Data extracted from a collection
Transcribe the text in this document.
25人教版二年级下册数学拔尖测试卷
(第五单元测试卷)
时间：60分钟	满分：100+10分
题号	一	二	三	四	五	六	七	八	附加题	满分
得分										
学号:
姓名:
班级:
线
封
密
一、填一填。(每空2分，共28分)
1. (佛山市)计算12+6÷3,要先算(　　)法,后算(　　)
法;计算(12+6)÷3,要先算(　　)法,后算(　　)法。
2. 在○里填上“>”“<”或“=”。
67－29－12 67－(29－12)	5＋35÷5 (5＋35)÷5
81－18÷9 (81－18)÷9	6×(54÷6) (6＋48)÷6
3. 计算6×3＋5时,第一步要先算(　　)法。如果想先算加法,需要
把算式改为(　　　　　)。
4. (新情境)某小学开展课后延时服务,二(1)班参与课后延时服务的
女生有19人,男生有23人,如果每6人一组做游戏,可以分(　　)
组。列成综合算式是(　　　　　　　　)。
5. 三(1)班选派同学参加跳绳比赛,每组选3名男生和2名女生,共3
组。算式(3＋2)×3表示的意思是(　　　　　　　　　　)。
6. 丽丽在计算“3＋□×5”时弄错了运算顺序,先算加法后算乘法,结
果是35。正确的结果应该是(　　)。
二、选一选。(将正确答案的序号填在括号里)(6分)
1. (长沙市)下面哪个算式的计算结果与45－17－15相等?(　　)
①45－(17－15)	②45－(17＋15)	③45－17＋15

§ EXERCISE OBJECTIVE
Restate each of the entries above verbatim.

§ RESPONSE TO THE TASK
Transcribe the text in this document.
25人教版二年级下册数学拔尖测试卷
(第五单元测试卷)
时间：60分钟	满分：100+10分
题号	一	二	三	四	五	六	七	八	附加题	满分
得分										
学号:
姓名:
班级:
线
封
密
一、填一填。(每空2分，共28分)
1. (佛山市)计算12+6÷3,要先算(　　)法,后算(　　)
法;计算(12+6)÷3,要先算(　　)法,后算(　　)法。
2. 在○里填上“>”“<”或“=”。
67－29－12 67－(29－12)	5＋35÷5 (5＋35)÷5
81－18÷9 (81－18)÷9	6×(54÷6) (6＋48)÷6
3. 计算6×3＋5时,第一步要先算(　　)法。如果想先算加法,需要
把算式改为(　　　　　)。
4. (新情境)某小学开展课后延时服务,二(1)班参与课后延时服务的
女生有19人,男生有23人,如果每6人一组做游戏,可以分(　　)
组。列成综合算式是(　　　　　　　　)。
5. 三(1)班选派同学参加跳绳比赛,每组选3名男生和2名女生,共3
组。算式(3＋2)×3表示的意思是(　　　　　　　　　　)。
6. 丽丽在计算“3＋□×5”时弄错了运算顺序,先算加法后算乘法,结
果是35。正确的结果应该是(　　)。
二、选一选。(将正确答案的序号填在括号里)(6分)
1. (长沙市)下面哪个算式的计算结果与45－17－15相等?(　　)
①45－(17－15)	②45－(17＋15)	③45－17＋15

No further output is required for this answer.